STATED EXERCISE. Show every line of the records below that contains the word "median".

RECORDED DATA.
[BEGIN]

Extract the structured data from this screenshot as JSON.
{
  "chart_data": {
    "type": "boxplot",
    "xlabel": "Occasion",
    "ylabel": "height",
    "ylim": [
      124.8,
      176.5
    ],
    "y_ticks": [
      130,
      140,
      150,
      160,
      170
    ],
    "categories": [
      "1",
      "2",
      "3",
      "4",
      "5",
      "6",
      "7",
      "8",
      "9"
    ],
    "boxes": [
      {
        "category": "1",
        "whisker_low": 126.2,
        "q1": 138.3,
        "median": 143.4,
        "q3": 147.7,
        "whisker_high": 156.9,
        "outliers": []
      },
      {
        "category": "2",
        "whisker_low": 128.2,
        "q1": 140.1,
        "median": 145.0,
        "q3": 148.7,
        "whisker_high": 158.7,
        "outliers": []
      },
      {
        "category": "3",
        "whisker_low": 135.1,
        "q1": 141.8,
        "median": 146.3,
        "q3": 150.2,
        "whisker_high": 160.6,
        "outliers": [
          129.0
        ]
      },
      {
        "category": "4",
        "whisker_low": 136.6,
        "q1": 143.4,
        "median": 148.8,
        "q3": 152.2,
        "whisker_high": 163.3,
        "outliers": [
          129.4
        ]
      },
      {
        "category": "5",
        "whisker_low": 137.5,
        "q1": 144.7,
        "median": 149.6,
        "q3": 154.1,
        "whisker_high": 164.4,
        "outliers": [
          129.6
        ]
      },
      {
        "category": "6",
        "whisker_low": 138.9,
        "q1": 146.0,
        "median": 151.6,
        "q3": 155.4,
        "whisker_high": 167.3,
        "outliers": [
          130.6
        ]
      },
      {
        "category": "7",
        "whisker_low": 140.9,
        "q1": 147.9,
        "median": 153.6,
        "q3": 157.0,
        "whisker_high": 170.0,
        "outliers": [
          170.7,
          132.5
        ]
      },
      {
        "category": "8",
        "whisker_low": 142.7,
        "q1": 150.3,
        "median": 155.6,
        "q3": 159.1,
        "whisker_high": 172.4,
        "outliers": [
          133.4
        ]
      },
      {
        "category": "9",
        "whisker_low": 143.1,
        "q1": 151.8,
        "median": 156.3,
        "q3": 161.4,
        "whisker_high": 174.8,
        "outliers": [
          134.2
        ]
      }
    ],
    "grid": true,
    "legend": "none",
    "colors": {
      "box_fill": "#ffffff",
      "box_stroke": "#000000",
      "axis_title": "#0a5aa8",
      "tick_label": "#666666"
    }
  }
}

[END]

EXERCISE SOLUTION.
        "median": 143.4,
        "median": 145.0,
        "median": 146.3,
        "median": 148.8,
        "median": 149.6,
        "median": 151.6,
        "median": 153.6,
        "median": 155.6,
        "median": 156.3,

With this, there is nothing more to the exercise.